What the task requires
Retype the full set of records. Keep every character identical.

-- Begin --

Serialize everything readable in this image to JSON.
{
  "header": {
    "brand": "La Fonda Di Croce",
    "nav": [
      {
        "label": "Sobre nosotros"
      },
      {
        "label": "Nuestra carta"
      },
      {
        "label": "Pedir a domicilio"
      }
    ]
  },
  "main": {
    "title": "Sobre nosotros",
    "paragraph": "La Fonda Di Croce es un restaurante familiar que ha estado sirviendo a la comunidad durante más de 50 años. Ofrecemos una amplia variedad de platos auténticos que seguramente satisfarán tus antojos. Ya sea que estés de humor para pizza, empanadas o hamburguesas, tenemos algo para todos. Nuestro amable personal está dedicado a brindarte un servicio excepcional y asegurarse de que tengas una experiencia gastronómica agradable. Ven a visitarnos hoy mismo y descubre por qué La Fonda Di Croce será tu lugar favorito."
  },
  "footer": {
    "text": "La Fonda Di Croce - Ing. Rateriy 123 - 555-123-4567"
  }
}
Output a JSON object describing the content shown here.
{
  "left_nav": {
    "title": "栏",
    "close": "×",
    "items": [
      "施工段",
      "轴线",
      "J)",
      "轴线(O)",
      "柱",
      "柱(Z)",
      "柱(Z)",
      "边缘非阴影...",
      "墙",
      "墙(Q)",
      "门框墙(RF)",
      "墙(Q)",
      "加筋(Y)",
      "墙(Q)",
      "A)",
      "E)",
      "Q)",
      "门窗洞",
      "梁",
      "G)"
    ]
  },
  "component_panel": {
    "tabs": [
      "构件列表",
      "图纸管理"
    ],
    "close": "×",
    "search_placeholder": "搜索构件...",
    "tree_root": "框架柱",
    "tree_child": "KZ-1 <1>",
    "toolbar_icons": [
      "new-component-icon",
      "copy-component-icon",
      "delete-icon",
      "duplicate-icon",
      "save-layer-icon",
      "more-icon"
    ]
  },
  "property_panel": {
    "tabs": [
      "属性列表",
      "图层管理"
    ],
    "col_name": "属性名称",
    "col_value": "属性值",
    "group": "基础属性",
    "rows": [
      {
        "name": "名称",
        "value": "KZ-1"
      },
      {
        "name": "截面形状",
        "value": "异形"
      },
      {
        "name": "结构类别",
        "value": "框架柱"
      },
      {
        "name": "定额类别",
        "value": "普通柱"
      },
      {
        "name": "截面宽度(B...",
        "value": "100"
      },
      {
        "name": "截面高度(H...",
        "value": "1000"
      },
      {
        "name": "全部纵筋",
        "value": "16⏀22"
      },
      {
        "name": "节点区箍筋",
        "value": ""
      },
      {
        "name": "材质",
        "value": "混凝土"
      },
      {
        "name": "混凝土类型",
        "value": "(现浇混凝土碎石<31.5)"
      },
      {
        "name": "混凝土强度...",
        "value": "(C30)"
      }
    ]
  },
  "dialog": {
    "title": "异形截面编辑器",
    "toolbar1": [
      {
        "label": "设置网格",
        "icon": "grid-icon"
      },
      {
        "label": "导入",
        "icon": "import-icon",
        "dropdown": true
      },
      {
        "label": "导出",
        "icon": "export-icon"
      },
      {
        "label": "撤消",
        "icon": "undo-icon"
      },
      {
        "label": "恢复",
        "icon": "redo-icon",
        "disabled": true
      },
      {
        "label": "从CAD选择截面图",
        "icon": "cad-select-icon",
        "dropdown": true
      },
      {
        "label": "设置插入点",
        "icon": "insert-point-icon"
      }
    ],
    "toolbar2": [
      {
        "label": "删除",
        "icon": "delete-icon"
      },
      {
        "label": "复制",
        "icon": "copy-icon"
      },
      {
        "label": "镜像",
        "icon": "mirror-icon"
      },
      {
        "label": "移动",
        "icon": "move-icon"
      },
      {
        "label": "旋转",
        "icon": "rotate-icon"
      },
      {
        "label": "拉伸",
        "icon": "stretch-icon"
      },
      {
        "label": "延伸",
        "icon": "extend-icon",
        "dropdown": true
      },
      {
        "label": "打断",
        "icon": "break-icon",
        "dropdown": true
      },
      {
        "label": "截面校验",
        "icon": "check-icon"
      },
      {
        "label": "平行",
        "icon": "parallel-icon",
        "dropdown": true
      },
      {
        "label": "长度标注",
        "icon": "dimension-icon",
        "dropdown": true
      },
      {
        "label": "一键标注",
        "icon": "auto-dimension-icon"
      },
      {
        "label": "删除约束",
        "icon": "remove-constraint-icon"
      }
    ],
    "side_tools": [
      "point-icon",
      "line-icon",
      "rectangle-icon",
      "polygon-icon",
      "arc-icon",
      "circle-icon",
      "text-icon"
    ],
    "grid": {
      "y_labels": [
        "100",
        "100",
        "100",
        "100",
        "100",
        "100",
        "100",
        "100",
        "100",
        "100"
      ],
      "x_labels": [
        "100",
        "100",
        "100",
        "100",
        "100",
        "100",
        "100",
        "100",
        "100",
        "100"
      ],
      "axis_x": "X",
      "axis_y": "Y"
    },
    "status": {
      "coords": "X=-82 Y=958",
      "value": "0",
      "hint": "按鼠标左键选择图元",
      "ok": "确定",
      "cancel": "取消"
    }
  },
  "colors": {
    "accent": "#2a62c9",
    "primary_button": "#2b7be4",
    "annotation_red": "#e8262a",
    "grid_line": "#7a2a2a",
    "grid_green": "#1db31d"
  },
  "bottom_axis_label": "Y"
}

-- End --

Reply to the exercise
Serialize everything readable in this image to JSON.
{
  "header": {
    "brand": "La Fonda Di Croce",
    "nav": [
      {
        "label": "Sobre nosotros"
      },
      {
        "label": "Nuestra carta"
      },
      {
        "label": "Pedir a domicilio"
      }
    ]
  },
  "main": {
    "title": "Sobre nosotros",
    "paragraph": "La Fonda Di Croce es un restaurante familiar que ha estado sirviendo a la comunidad durante más de 50 años. Ofrecemos una amplia variedad de platos auténticos que seguramente satisfarán tus antojos. Ya sea que estés de humor para pizza, empanadas o hamburguesas, tenemos algo para todos. Nuestro amable personal está dedicado a brindarte un servicio excepcional y asegurarse de que tengas una experiencia gastronómica agradable. Ven a visitarnos hoy mismo y descubre por qué La Fonda Di Croce será tu lugar favorito."
  },
  "footer": {
    "text": "La Fonda Di Croce - Ing. Rateriy 123 - 555-123-4567"
  }
}
Output a JSON object describing the content shown here.
{
  "left_nav": {
    "title": "栏",
    "close": "×",
    "items": [
      "施工段",
      "轴线",
      "J)",
      "轴线(O)",
      "柱",
      "柱(Z)",
      "柱(Z)",
      "边缘非阴影...",
      "墙",
      "墙(Q)",
      "门框墙(RF)",
      "墙(Q)",
      "加筋(Y)",
      "墙(Q)",
      "A)",
      "E)",
      "Q)",
      "门窗洞",
      "梁",
      "G)"
    ]
  },
  "component_panel": {
    "tabs": [
      "构件列表",
      "图纸管理"
    ],
    "close": "×",
    "search_placeholder": "搜索构件...",
    "tree_root": "框架柱",
    "tree_child": "KZ-1 <1>",
    "toolbar_icons": [
      "new-component-icon",
      "copy-component-icon",
      "delete-icon",
      "duplicate-icon",
      "save-layer-icon",
      "more-icon"
    ]
  },
  "property_panel": {
    "tabs": [
      "属性列表",
      "图层管理"
    ],
    "col_name": "属性名称",
    "col_value": "属性值",
    "group": "基础属性",
    "rows": [
      {
        "name": "名称",
        "value": "KZ-1"
      },
      {
        "name": "截面形状",
        "value": "异形"
      },
      {
        "name": "结构类别",
        "value": "框架柱"
      },
      {
        "name": "定额类别",
        "value": "普通柱"
      },
      {
        "name": "截面宽度(B...",
        "value": "100"
      },
      {
        "name": "截面高度(H...",
        "value": "1000"
      },
      {
        "name": "全部纵筋",
        "value": "16⏀22"
      },
      {
        "name": "节点区箍筋",
        "value": ""
      },
      {
        "name": "材质",
        "value": "混凝土"
      },
      {
        "name": "混凝土类型",
        "value": "(现浇混凝土碎石<31.5)"
      },
      {
        "name": "混凝土强度...",
        "value": "(C30)"
      }
    ]
  },
  "dialog": {
    "title": "异形截面编辑器",
    "toolbar1": [
      {
        "label": "设置网格",
        "icon": "grid-icon"
      },
      {
        "label": "导入",
        "icon": "import-icon",
        "dropdown": true
      },
      {
        "label": "导出",
        "icon": "export-icon"
      },
      {
        "label": "撤消",
        "icon": "undo-icon"
      },
      {
        "label": "恢复",
        "icon": "redo-icon",
        "disabled": true
      },
      {
        "label": "从CAD选择截面图",
        "icon": "cad-select-icon",
        "dropdown": true
      },
      {
        "label": "设置插入点",
        "icon": "insert-point-icon"
      }
    ],
    "toolbar2": [
      {
        "label": "删除",
        "icon": "delete-icon"
      },
      {
        "label": "复制",
        "icon": "copy-icon"
      },
      {
        "label": "镜像",
        "icon": "mirror-icon"
      },
      {
        "label": "移动",
        "icon": "move-icon"
      },
      {
        "label": "旋转",
        "icon": "rotate-icon"
      },
      {
        "label": "拉伸",
        "icon": "stretch-icon"
      },
      {
        "label": "延伸",
        "icon": "extend-icon",
        "dropdown": true
      },
      {
        "label": "打断",
        "icon": "break-icon",
        "dropdown": true
      },
      {
        "label": "截面校验",
        "icon": "check-icon"
      },
      {
        "label": "平行",
        "icon": "parallel-icon",
        "dropdown": true
      },
      {
        "label": "长度标注",
        "icon": "dimension-icon",
        "dropdown": true
      },
      {
        "label": "一键标注",
        "icon": "auto-dimension-icon"
      },
      {
        "label": "删除约束",
        "icon": "remove-constraint-icon"
      }
    ],
    "side_tools": [
      "point-icon",
      "line-icon",
      "rectangle-icon",
      "polygon-icon",
      "arc-icon",
      "circle-icon",
      "text-icon"
    ],
    "grid": {
      "y_labels": [
        "100",
        "100",
        "100",
        "100",
        "100",
        "100",
        "100",
        "100",
        "100",
        "100"
      ],
      "x_labels": [
        "100",
        "100",
        "100",
        "100",
        "100",
        "100",
        "100",
        "100",
        "100",
        "100"
      ],
      "axis_x": "X",
      "axis_y": "Y"
    },
    "status": {
      "coords": "X=-82 Y=958",
      "value": "0",
      "hint": "按鼠标左键选择图元",
      "ok": "确定",
      "cancel": "取消"
    }
  },
  "colors": {
    "accent": "#2a62c9",
    "primary_button": "#2b7be4",
    "annotation_red": "#e8262a",
    "grid_line": "#7a2a2a",
    "grid_green": "#1db31d"
  },
  "bottom_axis_label": "Y"
}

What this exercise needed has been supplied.